*What to do:* Locate every line in the records below that holds the word "является" and return each one.
--- Start Data for this task ---
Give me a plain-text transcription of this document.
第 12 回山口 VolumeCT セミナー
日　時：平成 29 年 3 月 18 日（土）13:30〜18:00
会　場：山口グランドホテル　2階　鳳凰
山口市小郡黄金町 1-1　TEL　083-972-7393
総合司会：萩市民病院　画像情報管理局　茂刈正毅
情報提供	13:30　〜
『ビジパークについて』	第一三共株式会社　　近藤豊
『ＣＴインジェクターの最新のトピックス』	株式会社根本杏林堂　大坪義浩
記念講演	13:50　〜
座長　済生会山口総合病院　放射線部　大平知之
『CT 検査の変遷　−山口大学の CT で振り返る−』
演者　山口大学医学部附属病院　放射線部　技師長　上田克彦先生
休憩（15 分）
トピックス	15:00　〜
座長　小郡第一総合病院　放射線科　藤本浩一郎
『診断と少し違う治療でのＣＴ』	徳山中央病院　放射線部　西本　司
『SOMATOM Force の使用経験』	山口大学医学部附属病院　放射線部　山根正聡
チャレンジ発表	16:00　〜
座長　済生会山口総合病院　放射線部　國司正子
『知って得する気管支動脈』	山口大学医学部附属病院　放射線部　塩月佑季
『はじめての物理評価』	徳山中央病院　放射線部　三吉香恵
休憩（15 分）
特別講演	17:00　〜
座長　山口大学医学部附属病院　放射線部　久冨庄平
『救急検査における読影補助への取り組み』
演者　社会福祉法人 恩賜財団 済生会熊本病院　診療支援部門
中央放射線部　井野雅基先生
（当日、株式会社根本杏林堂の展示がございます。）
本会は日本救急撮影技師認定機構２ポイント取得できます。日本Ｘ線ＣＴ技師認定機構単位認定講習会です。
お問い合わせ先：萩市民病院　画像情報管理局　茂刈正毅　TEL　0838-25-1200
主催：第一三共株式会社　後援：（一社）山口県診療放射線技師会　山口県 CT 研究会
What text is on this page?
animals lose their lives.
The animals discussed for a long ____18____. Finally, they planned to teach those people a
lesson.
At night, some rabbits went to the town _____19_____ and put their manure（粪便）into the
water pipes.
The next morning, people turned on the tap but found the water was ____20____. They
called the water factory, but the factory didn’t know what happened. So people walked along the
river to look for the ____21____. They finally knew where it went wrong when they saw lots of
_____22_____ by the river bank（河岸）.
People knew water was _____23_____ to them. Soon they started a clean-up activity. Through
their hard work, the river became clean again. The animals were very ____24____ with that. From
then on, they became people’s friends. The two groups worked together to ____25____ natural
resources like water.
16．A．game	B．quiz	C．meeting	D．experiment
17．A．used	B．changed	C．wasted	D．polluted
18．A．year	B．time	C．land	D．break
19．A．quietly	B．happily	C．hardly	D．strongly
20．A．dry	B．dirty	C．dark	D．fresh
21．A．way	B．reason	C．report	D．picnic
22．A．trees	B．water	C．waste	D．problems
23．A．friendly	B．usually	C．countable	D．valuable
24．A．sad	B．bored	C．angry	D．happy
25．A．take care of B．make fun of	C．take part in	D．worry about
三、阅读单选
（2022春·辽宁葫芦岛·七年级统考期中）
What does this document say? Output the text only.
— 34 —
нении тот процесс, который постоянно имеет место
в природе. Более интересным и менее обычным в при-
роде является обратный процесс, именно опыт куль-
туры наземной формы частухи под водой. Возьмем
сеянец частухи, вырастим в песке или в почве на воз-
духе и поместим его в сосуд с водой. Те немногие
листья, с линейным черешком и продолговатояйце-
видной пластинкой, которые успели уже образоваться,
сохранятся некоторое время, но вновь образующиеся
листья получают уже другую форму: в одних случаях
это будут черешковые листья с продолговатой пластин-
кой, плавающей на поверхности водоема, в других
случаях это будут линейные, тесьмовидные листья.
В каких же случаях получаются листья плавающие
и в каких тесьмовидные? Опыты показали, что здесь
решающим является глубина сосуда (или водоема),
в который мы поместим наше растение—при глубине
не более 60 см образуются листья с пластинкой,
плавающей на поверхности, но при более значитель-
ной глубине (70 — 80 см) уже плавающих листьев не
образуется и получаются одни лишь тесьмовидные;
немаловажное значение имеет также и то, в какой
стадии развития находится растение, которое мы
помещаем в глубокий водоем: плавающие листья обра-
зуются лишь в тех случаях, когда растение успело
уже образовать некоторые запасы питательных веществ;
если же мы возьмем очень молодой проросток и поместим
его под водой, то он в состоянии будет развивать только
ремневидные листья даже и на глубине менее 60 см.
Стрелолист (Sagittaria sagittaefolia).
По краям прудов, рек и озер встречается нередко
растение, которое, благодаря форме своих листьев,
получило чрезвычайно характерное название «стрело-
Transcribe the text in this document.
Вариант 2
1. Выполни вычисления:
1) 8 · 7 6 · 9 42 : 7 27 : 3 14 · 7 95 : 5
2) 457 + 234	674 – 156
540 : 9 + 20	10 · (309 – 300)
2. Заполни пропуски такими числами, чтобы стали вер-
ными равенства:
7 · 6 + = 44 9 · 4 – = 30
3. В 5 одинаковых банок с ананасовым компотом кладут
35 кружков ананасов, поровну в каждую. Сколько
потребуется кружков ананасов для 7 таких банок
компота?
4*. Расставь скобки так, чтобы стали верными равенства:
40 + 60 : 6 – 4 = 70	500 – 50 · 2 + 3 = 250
--- End Data for this task ---
*Result for this exercise:*
роде является обратный процесс, именно опыт куль-
решающим является глубина сосуда (или водоема),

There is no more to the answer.